Entries from a dataset:
===============

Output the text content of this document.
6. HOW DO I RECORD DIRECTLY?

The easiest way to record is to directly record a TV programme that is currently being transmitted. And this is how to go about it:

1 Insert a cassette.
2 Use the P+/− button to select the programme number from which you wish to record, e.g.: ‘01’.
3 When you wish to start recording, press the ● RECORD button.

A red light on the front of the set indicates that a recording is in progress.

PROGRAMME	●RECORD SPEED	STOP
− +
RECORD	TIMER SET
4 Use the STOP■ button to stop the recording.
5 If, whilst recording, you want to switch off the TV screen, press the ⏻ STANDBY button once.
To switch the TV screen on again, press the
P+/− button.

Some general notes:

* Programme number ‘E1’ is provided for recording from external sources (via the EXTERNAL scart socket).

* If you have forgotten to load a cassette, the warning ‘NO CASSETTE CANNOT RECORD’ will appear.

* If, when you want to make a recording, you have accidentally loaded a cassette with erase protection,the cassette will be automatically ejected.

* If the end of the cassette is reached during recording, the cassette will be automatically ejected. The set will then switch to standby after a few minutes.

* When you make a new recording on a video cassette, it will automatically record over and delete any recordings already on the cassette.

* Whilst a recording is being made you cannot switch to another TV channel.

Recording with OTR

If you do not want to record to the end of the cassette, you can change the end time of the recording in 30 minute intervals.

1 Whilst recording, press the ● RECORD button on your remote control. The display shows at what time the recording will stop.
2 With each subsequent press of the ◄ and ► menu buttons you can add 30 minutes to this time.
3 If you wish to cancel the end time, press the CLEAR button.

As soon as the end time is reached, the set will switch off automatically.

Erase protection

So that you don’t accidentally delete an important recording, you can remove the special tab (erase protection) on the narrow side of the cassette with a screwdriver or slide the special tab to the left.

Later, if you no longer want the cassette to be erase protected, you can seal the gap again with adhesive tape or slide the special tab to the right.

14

===============

Written instruction:
Scan the records above for the string "wish", then select every line that holds it.

Solution:
2 Use the P+/− button to select the programme number from which you wish to record, e.g.: ‘01’.
3 When you wish to start recording, press the ● RECORD button.
3 If you wish to cancel the end time, press the CLEAR button.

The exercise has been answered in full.